▸ What you are asked to do
State the number of lines that hold the string "price", with nothing added.

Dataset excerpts
--- --- ---
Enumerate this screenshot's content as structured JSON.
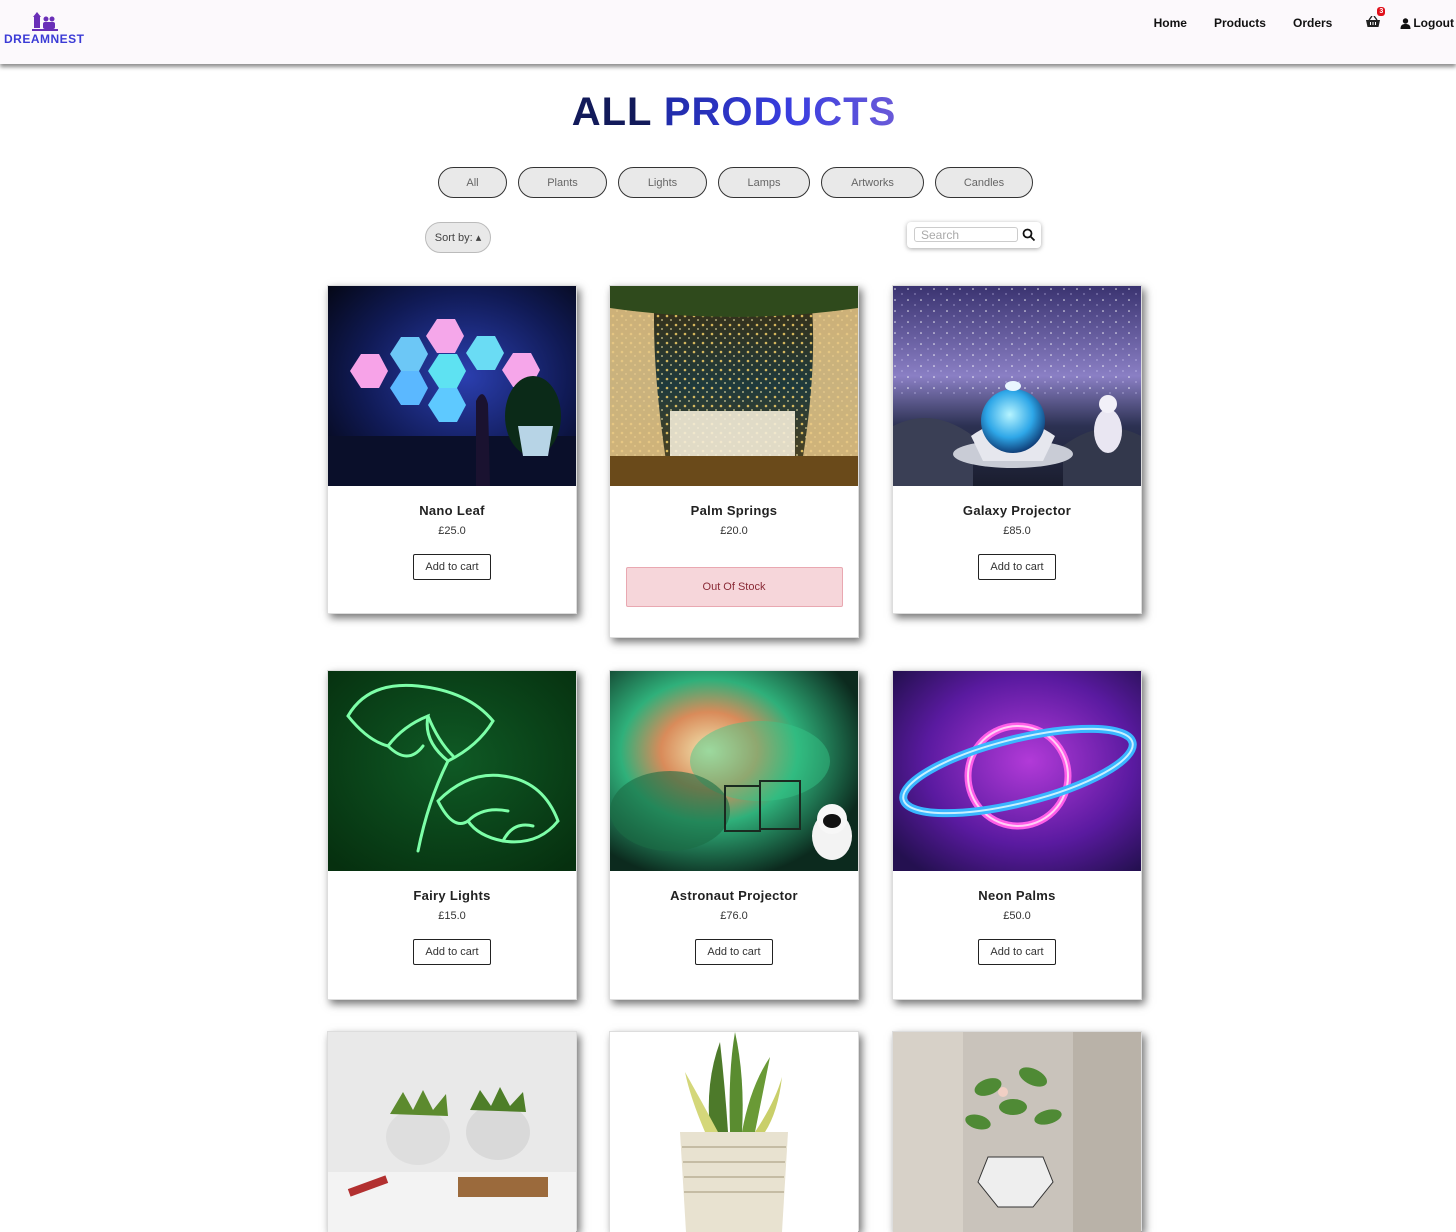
{
  "brand": {
    "name": "DREAMNEST"
  },
  "nav": {
    "links": [
      "Home",
      "Products",
      "Orders"
    ],
    "cart_count": "3",
    "logout_label": "Logout"
  },
  "page": {
    "title_a": "ALL",
    "title_b": "PRODUCTS"
  },
  "filters": [
    "All",
    "Plants",
    "Lights",
    "Lamps",
    "Artworks",
    "Candles"
  ],
  "sort": {
    "label": "Sort by: ▴"
  },
  "search": {
    "placeholder": "Search"
  },
  "products": [
    {
      "name": "Nano Leaf",
      "price": "£25.0",
      "action": "Add to cart"
    },
    {
      "name": "Palm Springs",
      "price": "£20.0",
      "status": "Out Of Stock"
    },
    {
      "name": "Galaxy Projector",
      "price": "£85.0",
      "action": "Add to cart"
    },
    {
      "name": "Fairy Lights",
      "price": "£15.0",
      "action": "Add to cart"
    },
    {
      "name": "Astronaut Projector",
      "price": "£76.0",
      "action": "Add to cart"
    },
    {
      "name": "Neon Palms",
      "price": "£50.0",
      "action": "Add to cart"
    }
  ],
  "colors": {
    "accent": "#3a3ee0",
    "title_dark": "#121a5a",
    "badge": "#e0101b",
    "oos_bg": "#f6d6da"
  }
}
--- --- ---
▸ Answer to the problem
6